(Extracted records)
******************************

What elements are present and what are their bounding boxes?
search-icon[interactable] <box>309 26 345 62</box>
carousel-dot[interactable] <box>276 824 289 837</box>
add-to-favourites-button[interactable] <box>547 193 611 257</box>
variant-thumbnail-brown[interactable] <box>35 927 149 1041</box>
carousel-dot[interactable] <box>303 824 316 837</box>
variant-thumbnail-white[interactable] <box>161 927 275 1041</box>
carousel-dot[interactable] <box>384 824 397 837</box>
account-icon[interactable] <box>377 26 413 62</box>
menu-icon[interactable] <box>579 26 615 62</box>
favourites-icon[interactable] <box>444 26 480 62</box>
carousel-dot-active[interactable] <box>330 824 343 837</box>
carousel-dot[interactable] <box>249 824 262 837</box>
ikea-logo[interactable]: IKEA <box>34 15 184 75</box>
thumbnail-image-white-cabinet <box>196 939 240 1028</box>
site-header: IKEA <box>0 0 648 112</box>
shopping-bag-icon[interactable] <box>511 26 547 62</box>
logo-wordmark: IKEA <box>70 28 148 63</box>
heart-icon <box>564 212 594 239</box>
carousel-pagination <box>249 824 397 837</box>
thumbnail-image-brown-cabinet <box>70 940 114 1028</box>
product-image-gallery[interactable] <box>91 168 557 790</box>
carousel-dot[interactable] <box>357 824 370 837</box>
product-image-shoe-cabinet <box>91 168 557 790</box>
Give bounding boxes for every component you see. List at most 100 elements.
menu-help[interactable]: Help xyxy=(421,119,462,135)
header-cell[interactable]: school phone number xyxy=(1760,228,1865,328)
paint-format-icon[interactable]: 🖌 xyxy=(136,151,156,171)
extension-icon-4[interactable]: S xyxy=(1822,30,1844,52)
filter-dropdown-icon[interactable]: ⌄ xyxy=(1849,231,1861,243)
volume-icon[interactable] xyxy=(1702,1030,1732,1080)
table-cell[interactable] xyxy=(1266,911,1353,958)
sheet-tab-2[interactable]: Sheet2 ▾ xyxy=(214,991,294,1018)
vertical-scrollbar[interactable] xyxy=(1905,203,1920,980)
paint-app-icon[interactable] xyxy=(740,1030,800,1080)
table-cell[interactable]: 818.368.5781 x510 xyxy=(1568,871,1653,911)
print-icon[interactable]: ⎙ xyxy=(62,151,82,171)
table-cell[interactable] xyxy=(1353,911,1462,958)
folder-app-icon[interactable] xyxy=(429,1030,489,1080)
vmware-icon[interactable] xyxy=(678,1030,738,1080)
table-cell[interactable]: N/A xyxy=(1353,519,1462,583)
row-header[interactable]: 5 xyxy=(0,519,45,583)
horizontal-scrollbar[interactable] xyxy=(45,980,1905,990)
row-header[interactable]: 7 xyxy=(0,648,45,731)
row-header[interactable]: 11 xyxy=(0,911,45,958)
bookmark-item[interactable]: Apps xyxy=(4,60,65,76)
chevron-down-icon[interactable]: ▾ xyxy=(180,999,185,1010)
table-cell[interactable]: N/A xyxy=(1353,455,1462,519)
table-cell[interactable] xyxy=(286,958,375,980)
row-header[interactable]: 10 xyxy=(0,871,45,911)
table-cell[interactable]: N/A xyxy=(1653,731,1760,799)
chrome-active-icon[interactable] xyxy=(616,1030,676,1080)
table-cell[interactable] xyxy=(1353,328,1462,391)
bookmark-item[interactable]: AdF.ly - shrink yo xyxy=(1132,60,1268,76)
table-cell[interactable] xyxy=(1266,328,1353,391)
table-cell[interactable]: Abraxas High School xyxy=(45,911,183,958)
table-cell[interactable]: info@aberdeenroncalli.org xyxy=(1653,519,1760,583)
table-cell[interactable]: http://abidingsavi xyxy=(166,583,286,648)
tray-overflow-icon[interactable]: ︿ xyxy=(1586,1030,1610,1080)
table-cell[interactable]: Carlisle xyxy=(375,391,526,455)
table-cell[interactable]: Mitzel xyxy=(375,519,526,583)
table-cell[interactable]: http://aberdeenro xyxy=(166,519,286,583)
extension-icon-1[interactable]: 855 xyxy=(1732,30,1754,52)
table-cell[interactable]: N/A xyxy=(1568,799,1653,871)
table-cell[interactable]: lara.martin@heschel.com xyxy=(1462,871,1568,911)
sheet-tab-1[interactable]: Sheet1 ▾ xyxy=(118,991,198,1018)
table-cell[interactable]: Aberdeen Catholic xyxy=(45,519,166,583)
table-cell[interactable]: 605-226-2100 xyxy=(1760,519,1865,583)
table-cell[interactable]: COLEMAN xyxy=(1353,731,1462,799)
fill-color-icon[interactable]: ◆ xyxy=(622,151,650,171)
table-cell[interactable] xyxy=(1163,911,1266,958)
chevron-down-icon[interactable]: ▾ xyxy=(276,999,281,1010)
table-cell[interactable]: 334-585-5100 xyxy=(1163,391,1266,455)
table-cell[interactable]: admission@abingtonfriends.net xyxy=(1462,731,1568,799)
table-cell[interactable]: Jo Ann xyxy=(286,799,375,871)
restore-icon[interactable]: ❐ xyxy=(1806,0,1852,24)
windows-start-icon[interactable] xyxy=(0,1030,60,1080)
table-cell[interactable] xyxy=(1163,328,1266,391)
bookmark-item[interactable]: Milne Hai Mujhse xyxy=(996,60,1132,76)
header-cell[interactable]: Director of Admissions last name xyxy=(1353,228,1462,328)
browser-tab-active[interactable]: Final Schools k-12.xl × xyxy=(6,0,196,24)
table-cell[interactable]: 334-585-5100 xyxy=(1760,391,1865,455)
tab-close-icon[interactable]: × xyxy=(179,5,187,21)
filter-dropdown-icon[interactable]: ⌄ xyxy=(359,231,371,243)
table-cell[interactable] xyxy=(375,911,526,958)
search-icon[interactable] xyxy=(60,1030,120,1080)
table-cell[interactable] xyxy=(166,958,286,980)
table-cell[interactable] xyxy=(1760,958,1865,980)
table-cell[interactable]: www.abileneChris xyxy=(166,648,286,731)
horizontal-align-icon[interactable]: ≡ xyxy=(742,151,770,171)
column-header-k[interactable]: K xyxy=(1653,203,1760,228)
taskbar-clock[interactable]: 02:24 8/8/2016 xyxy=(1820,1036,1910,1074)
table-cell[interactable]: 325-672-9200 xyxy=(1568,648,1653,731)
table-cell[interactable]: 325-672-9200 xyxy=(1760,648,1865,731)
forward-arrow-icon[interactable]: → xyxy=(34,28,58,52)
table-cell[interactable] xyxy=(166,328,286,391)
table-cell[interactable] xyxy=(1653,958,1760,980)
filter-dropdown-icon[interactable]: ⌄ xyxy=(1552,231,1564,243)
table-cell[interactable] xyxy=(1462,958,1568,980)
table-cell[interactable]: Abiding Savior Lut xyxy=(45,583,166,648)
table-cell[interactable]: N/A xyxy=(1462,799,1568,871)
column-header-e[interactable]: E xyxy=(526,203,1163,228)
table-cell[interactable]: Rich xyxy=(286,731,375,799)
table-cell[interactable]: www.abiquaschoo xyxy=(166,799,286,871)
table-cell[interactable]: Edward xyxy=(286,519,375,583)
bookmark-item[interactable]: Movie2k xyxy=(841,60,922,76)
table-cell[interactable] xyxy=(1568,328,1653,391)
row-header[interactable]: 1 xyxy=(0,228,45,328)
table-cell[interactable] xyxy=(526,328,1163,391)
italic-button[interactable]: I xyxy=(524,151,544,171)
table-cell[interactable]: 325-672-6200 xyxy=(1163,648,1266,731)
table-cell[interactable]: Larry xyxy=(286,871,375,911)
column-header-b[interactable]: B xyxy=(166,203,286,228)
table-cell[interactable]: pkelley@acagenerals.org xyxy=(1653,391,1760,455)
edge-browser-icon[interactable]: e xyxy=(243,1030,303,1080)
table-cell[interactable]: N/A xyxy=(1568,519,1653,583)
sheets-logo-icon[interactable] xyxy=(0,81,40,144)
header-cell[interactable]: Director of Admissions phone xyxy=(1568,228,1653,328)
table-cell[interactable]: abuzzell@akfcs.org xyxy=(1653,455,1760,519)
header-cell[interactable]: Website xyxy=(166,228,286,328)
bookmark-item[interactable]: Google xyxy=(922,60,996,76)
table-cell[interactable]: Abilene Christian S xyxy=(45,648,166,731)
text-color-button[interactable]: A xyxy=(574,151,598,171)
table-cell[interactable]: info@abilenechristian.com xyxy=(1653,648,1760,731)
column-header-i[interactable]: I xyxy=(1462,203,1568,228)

******************************

Write out again, unchanged, the lines of the material from its very first line through the line that contains "row-header[interactable]: 5 xyxy=(0,519,45,583)", including both of those lines.

▶ [WRITTEN RESPONSE]:
What elements are present and what are their bounding boxes?
search-icon[interactable] <box>309 26 345 62</box>
carousel-dot[interactable] <box>276 824 289 837</box>
add-to-favourites-button[interactable] <box>547 193 611 257</box>
variant-thumbnail-brown[interactable] <box>35 927 149 1041</box>
carousel-dot[interactable] <box>303 824 316 837</box>
variant-thumbnail-white[interactable] <box>161 927 275 1041</box>
carousel-dot[interactable] <box>384 824 397 837</box>
account-icon[interactable] <box>377 26 413 62</box>
menu-icon[interactable] <box>579 26 615 62</box>
favourites-icon[interactable] <box>444 26 480 62</box>
carousel-dot-active[interactable] <box>330 824 343 837</box>
carousel-dot[interactable] <box>249 824 262 837</box>
ikea-logo[interactable]: IKEA <box>34 15 184 75</box>
thumbnail-image-white-cabinet <box>196 939 240 1028</box>
site-header: IKEA <box>0 0 648 112</box>
shopping-bag-icon[interactable] <box>511 26 547 62</box>
logo-wordmark: IKEA <box>70 28 148 63</box>
heart-icon <box>564 212 594 239</box>
carousel-pagination <box>249 824 397 837</box>
thumbnail-image-brown-cabinet <box>70 940 114 1028</box>
product-image-gallery[interactable] <box>91 168 557 790</box>
carousel-dot[interactable] <box>357 824 370 837</box>
product-image-shoe-cabinet <box>91 168 557 790</box>
Give bounding boxes for every component you see. List at most 100 elements.
menu-help[interactable]: Help xyxy=(421,119,462,135)
header-cell[interactable]: school phone number xyxy=(1760,228,1865,328)
paint-format-icon[interactable]: 🖌 xyxy=(136,151,156,171)
extension-icon-4[interactable]: S xyxy=(1822,30,1844,52)
filter-dropdown-icon[interactable]: ⌄ xyxy=(1849,231,1861,243)
volume-icon[interactable] xyxy=(1702,1030,1732,1080)
table-cell[interactable] xyxy=(1266,911,1353,958)
sheet-tab-2[interactable]: Sheet2 ▾ xyxy=(214,991,294,1018)
vertical-scrollbar[interactable] xyxy=(1905,203,1920,980)
paint-app-icon[interactable] xyxy=(740,1030,800,1080)
table-cell[interactable]: 818.368.5781 x510 xyxy=(1568,871,1653,911)
print-icon[interactable]: ⎙ xyxy=(62,151,82,171)
table-cell[interactable] xyxy=(1353,911,1462,958)
folder-app-icon[interactable] xyxy=(429,1030,489,1080)
vmware-icon[interactable] xyxy=(678,1030,738,1080)
table-cell[interactable]: N/A xyxy=(1353,519,1462,583)
row-header[interactable]: 5 xyxy=(0,519,45,583)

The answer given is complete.